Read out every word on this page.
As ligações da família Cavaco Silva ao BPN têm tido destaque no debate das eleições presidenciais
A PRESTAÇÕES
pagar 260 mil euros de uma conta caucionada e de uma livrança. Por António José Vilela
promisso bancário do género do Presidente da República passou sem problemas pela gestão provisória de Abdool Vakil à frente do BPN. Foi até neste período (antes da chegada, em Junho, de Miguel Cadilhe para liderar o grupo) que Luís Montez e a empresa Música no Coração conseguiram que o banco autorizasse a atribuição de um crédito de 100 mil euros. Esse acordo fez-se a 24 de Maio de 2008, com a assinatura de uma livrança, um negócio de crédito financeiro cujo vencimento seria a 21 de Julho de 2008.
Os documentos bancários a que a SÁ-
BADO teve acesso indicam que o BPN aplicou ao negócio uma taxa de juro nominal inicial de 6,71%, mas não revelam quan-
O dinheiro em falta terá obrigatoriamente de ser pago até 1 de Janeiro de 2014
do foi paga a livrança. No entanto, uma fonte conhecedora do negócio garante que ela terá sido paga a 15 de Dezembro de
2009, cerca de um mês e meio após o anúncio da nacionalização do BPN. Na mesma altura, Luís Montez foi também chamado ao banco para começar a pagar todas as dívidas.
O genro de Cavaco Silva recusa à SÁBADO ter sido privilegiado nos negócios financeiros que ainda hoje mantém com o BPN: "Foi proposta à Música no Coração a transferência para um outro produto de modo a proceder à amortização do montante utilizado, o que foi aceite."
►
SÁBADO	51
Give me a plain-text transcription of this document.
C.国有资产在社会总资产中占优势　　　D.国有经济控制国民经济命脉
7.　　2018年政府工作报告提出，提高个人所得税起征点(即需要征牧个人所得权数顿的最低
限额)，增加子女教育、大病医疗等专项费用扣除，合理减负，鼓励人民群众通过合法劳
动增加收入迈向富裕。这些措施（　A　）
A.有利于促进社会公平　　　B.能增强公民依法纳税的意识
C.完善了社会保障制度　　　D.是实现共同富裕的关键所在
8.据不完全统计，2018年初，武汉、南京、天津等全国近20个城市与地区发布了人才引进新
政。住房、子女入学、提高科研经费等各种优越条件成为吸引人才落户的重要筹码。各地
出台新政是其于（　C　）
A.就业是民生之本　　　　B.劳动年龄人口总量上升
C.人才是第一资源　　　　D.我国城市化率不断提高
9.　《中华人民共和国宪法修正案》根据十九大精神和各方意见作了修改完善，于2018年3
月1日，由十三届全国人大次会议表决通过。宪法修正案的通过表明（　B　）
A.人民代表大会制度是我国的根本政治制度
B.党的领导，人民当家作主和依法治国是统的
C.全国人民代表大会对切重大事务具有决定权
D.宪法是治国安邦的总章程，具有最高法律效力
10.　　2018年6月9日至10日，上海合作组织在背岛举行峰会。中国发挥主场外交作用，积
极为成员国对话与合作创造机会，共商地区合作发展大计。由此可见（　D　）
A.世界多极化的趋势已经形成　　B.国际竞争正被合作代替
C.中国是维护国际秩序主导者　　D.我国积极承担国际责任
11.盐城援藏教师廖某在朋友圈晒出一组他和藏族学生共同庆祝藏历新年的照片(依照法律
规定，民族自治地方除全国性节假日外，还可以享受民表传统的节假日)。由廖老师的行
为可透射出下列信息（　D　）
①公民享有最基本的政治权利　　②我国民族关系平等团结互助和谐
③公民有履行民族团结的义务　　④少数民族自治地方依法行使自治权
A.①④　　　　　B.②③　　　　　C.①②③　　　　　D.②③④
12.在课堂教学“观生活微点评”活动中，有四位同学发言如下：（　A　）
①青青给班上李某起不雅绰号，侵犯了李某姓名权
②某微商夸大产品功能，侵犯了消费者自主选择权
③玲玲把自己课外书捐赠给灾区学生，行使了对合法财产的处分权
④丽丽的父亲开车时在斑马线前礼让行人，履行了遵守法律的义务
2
***
GOAL OF THE EXERCISE = Repeat each record exactly. Omit nothing.

REPLY TO THE EXERCISE =
Read out every word on this page.
As ligações da família Cavaco Silva ao BPN têm tido destaque no debate das eleições presidenciais
A PRESTAÇÕES
pagar 260 mil euros de uma conta caucionada e de uma livrança. Por António José Vilela
promisso bancário do género do Presidente da República passou sem problemas pela gestão provisória de Abdool Vakil à frente do BPN. Foi até neste período (antes da chegada, em Junho, de Miguel Cadilhe para liderar o grupo) que Luís Montez e a empresa Música no Coração conseguiram que o banco autorizasse a atribuição de um crédito de 100 mil euros. Esse acordo fez-se a 24 de Maio de 2008, com a assinatura de uma livrança, um negócio de crédito financeiro cujo vencimento seria a 21 de Julho de 2008.
Os documentos bancários a que a SÁ-
BADO teve acesso indicam que o BPN aplicou ao negócio uma taxa de juro nominal inicial de 6,71%, mas não revelam quan-
O dinheiro em falta terá obrigatoriamente de ser pago até 1 de Janeiro de 2014
do foi paga a livrança. No entanto, uma fonte conhecedora do negócio garante que ela terá sido paga a 15 de Dezembro de
2009, cerca de um mês e meio após o anúncio da nacionalização do BPN. Na mesma altura, Luís Montez foi também chamado ao banco para começar a pagar todas as dívidas.
O genro de Cavaco Silva recusa à SÁBADO ter sido privilegiado nos negócios financeiros que ainda hoje mantém com o BPN: "Foi proposta à Música no Coração a transferência para um outro produto de modo a proceder à amortização do montante utilizado, o que foi aceite."
►
SÁBADO	51
Give me a plain-text transcription of this document.
C.国有资产在社会总资产中占优势　　　D.国有经济控制国民经济命脉
7.　　2018年政府工作报告提出，提高个人所得税起征点(即需要征牧个人所得权数顿的最低
限额)，增加子女教育、大病医疗等专项费用扣除，合理减负，鼓励人民群众通过合法劳
动增加收入迈向富裕。这些措施（　A　）
A.有利于促进社会公平　　　B.能增强公民依法纳税的意识
C.完善了社会保障制度　　　D.是实现共同富裕的关键所在
8.据不完全统计，2018年初，武汉、南京、天津等全国近20个城市与地区发布了人才引进新
政。住房、子女入学、提高科研经费等各种优越条件成为吸引人才落户的重要筹码。各地
出台新政是其于（　C　）
A.就业是民生之本　　　　B.劳动年龄人口总量上升
C.人才是第一资源　　　　D.我国城市化率不断提高
9.　《中华人民共和国宪法修正案》根据十九大精神和各方意见作了修改完善，于2018年3
月1日，由十三届全国人大次会议表决通过。宪法修正案的通过表明（　B　）
A.人民代表大会制度是我国的根本政治制度
B.党的领导，人民当家作主和依法治国是统的
C.全国人民代表大会对切重大事务具有决定权
D.宪法是治国安邦的总章程，具有最高法律效力
10.　　2018年6月9日至10日，上海合作组织在背岛举行峰会。中国发挥主场外交作用，积
极为成员国对话与合作创造机会，共商地区合作发展大计。由此可见（　D　）
A.世界多极化的趋势已经形成　　B.国际竞争正被合作代替
C.中国是维护国际秩序主导者　　D.我国积极承担国际责任
11.盐城援藏教师廖某在朋友圈晒出一组他和藏族学生共同庆祝藏历新年的照片(依照法律
规定，民族自治地方除全国性节假日外，还可以享受民表传统的节假日)。由廖老师的行
为可透射出下列信息（　D　）
①公民享有最基本的政治权利　　②我国民族关系平等团结互助和谐
③公民有履行民族团结的义务　　④少数民族自治地方依法行使自治权
A.①④　　　　　B.②③　　　　　C.①②③　　　　　D.②③④
12.在课堂教学“观生活微点评”活动中，有四位同学发言如下：（　A　）
①青青给班上李某起不雅绰号，侵犯了李某姓名权
②某微商夸大产品功能，侵犯了消费者自主选择权
③玲玲把自己课外书捐赠给灾区学生，行使了对合法财产的处分权
④丽丽的父亲开车时在斑马线前礼让行人，履行了遵守法律的义务
2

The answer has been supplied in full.